• Task brief: Copy out the lines that have "position" in them.

Figure contents as structured data
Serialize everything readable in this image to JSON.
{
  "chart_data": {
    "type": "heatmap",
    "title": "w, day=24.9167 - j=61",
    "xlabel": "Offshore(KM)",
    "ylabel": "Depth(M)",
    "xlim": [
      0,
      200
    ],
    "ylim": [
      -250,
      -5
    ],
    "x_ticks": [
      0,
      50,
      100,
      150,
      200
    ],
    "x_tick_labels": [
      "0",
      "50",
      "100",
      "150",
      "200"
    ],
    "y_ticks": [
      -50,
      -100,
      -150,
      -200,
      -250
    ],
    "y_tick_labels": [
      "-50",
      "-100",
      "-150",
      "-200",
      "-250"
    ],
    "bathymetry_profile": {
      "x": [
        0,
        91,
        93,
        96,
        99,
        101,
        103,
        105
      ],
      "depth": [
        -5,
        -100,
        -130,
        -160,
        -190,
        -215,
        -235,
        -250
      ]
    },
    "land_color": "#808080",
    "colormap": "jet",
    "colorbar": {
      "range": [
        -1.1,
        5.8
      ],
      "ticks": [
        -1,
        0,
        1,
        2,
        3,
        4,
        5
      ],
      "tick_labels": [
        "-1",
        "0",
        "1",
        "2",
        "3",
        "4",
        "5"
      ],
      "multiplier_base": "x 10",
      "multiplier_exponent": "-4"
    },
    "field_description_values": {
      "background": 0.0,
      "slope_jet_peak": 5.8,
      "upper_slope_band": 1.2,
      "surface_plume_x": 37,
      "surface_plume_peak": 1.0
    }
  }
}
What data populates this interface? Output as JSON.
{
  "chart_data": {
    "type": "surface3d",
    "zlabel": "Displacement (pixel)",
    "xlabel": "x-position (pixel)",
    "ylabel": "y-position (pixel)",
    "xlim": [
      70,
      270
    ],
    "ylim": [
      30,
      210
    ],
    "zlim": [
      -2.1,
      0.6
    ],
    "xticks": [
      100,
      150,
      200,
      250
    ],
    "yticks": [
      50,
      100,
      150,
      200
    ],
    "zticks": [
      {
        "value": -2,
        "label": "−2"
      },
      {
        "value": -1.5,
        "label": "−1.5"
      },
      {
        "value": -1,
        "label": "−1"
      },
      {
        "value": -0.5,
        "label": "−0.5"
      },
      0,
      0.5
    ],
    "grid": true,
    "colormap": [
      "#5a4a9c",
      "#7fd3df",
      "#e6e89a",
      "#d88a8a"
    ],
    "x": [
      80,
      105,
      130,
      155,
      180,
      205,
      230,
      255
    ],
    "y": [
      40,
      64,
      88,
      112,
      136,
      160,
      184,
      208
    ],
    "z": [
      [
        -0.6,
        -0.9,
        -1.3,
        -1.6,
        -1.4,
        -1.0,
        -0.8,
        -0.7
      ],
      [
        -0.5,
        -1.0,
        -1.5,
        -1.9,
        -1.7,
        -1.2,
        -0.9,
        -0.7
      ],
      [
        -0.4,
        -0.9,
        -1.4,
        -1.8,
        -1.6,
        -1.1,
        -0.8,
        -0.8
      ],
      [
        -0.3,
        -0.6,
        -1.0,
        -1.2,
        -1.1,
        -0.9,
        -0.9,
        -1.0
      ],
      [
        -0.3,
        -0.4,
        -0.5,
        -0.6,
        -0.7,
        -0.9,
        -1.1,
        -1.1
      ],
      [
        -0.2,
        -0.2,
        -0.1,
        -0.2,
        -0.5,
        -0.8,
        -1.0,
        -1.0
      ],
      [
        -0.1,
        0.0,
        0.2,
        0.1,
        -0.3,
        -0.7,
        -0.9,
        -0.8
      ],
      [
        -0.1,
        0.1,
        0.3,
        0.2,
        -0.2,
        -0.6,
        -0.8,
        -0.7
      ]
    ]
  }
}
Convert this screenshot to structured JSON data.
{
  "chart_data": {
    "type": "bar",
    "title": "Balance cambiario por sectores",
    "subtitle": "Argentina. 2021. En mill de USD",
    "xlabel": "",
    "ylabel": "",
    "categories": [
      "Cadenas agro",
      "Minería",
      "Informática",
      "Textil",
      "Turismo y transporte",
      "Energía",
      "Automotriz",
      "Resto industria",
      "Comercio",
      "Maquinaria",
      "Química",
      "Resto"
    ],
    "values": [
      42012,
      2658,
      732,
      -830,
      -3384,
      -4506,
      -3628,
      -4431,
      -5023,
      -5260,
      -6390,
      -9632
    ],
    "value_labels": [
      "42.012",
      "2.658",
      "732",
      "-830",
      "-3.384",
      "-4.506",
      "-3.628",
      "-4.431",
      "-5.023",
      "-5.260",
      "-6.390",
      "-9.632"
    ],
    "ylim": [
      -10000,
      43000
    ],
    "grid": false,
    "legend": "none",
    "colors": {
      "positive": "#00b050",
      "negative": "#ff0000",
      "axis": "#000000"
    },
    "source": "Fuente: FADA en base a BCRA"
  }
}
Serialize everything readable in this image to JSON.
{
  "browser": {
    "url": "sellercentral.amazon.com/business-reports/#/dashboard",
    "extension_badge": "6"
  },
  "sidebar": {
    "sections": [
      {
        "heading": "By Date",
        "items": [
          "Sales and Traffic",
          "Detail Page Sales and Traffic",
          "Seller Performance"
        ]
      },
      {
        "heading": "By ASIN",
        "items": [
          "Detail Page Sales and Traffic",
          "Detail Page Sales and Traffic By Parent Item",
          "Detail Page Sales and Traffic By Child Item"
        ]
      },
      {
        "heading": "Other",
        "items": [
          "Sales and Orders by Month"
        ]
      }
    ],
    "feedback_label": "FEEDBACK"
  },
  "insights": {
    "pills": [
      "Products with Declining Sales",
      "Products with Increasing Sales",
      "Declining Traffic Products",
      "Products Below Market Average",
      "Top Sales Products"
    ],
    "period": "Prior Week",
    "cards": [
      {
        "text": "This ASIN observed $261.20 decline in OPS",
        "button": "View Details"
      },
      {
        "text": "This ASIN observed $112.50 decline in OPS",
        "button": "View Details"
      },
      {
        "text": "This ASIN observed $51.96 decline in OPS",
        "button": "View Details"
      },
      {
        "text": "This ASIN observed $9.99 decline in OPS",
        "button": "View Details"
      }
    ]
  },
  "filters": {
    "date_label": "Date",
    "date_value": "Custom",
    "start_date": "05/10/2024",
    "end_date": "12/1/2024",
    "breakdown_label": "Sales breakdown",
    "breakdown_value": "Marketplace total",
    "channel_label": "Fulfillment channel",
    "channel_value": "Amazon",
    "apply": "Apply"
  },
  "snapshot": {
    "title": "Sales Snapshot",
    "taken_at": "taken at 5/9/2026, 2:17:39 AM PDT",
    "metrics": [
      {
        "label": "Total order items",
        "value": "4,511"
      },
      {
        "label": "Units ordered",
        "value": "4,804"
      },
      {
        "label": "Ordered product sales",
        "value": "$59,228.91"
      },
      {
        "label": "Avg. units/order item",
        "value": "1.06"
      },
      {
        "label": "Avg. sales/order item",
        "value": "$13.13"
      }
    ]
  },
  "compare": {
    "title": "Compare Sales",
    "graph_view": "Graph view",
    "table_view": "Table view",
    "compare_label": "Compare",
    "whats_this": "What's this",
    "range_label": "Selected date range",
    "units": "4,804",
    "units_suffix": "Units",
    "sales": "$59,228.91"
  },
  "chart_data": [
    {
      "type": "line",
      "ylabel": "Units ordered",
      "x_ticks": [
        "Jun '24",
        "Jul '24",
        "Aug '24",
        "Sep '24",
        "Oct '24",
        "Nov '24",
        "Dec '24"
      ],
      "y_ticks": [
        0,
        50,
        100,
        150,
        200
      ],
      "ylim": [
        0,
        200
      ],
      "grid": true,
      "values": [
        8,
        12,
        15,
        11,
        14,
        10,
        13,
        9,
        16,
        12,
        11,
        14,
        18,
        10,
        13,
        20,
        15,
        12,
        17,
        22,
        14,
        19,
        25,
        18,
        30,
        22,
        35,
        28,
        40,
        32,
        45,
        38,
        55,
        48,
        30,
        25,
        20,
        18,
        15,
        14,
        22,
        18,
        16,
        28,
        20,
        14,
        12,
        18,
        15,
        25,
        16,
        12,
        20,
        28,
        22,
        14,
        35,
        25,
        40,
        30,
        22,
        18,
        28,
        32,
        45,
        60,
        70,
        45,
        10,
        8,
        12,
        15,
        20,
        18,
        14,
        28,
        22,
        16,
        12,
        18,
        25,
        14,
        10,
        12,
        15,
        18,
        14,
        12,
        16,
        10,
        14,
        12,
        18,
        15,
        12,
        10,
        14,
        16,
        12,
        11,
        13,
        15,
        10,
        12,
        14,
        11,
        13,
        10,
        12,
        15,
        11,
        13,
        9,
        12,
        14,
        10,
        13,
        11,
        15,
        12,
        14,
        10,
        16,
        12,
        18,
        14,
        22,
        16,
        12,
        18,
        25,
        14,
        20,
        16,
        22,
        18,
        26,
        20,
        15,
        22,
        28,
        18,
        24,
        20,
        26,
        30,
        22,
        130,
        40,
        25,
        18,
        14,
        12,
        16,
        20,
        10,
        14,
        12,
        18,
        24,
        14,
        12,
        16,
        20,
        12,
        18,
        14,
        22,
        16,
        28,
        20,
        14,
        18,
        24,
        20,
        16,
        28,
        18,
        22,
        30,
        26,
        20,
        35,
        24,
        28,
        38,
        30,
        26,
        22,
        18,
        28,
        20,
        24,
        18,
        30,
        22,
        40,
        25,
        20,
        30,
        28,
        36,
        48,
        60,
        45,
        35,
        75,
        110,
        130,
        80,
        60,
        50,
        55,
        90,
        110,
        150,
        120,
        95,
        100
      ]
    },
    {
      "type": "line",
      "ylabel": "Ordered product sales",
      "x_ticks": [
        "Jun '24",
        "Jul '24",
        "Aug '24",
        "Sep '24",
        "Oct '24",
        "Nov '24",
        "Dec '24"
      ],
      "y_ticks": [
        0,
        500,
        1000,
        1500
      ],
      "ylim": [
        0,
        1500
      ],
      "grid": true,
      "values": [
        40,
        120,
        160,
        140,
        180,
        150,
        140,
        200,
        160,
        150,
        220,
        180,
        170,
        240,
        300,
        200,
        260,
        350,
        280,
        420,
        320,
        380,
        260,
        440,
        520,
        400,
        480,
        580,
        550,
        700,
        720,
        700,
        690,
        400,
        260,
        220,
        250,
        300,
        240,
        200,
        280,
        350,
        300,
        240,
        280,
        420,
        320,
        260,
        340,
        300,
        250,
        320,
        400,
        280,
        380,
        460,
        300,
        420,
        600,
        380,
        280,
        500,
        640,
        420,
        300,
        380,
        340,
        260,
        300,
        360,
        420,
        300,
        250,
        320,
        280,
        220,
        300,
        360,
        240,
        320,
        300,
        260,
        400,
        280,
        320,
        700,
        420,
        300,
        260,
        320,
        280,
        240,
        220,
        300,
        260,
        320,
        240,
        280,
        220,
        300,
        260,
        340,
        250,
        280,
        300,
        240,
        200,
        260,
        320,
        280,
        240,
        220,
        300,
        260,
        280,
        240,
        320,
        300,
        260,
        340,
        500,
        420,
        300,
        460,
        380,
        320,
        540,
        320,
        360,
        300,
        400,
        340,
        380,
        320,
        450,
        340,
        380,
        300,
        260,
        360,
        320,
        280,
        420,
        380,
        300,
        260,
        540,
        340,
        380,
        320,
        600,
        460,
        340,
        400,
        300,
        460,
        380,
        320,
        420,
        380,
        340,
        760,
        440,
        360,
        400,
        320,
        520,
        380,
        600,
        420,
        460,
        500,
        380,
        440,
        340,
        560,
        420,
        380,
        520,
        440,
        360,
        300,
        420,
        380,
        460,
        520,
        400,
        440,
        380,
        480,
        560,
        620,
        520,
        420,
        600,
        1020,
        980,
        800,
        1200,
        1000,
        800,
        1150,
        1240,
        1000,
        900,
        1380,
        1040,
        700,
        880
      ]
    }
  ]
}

• Solution:
    "xlabel": "x-position (pixel)",
    "ylabel": "y-position (pixel)",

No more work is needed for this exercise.